• [WRITTEN TASK]:
Your task is to give the number of lines in the listing that include "frac", and nothing else.
=====
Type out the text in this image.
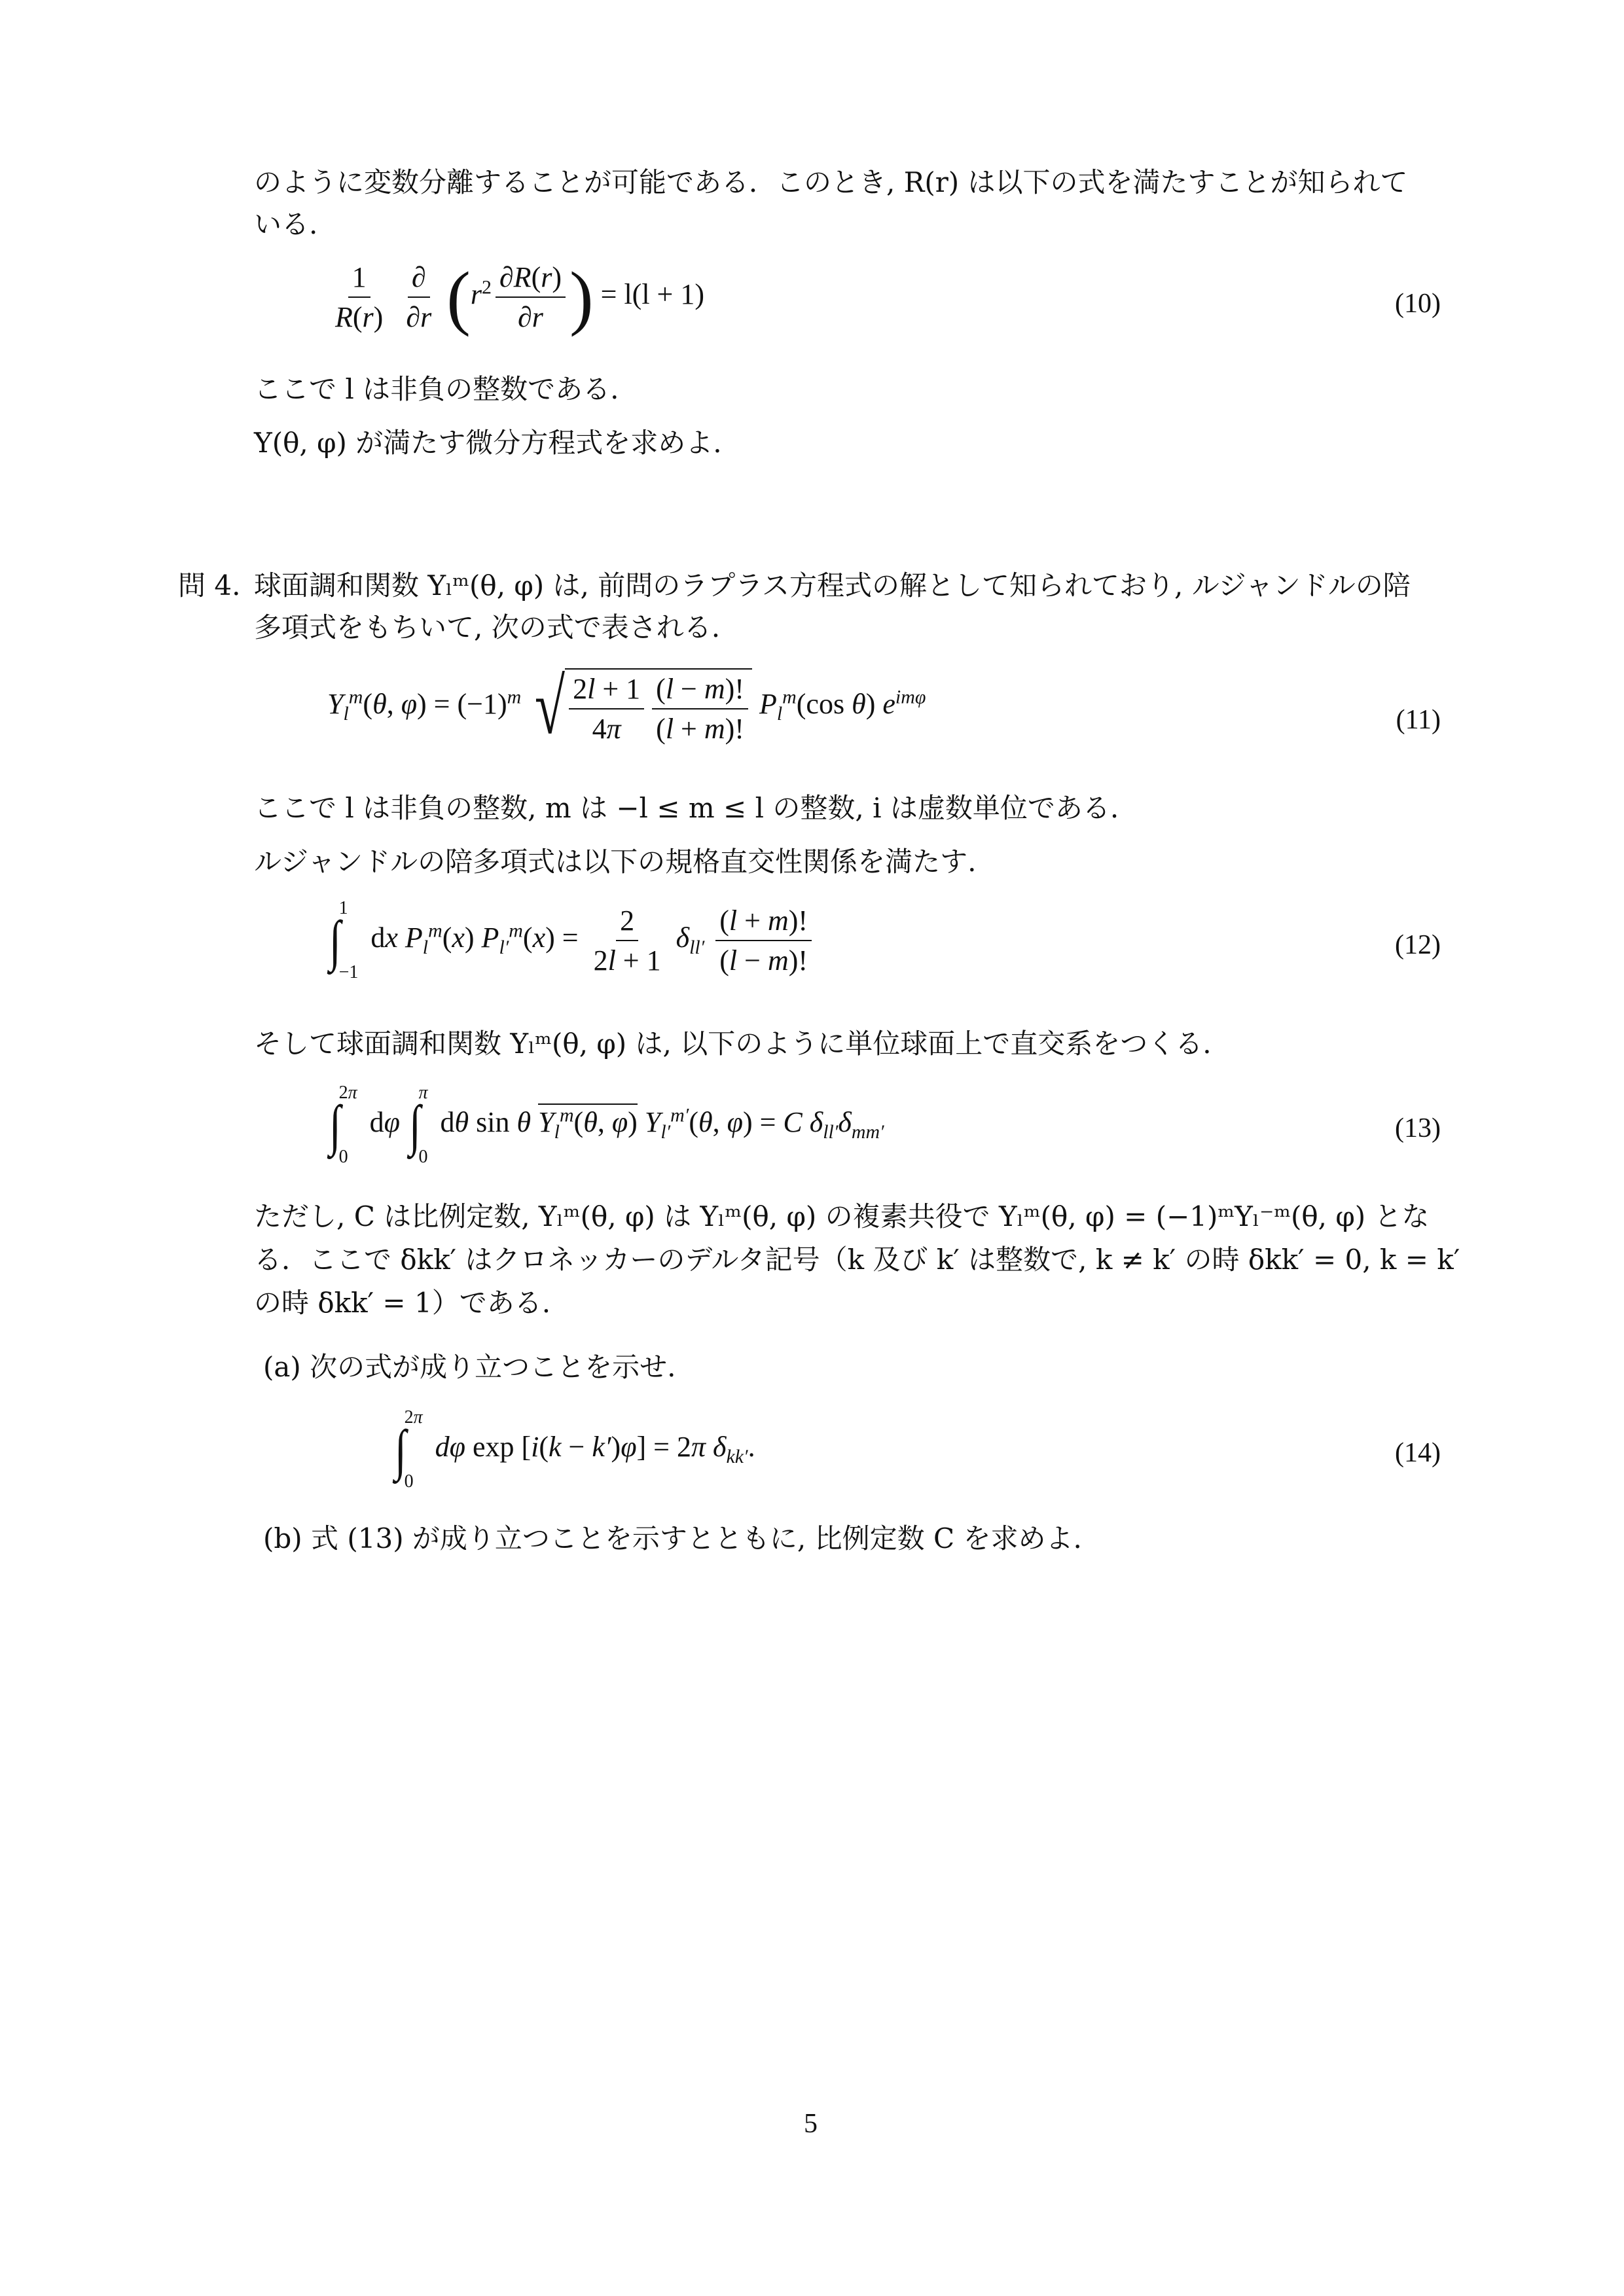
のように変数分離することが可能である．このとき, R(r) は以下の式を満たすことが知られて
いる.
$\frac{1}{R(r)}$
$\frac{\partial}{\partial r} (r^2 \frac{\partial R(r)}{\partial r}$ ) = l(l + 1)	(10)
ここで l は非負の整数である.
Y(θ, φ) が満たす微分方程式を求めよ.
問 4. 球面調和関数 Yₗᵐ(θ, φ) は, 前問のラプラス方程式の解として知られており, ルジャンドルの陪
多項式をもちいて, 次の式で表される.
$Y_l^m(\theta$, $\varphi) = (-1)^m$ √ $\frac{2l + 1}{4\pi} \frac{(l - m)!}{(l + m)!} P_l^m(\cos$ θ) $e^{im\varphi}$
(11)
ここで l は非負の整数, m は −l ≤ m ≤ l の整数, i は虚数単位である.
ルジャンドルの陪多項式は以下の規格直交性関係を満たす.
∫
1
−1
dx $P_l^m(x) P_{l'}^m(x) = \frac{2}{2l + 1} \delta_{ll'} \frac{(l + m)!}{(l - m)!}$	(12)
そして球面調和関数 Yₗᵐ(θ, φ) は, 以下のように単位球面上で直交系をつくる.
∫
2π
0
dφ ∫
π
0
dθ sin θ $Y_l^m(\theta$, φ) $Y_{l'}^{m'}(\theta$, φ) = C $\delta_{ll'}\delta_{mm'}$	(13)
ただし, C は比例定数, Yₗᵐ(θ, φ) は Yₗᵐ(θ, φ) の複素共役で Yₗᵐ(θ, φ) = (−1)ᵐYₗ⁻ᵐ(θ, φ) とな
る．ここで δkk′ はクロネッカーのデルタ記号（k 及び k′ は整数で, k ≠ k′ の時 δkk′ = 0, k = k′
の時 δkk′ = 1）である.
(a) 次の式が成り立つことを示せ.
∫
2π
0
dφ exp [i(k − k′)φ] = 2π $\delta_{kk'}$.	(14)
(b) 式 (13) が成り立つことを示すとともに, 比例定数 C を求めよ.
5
=====
• [SOLUTION TO THIS TASK]:
4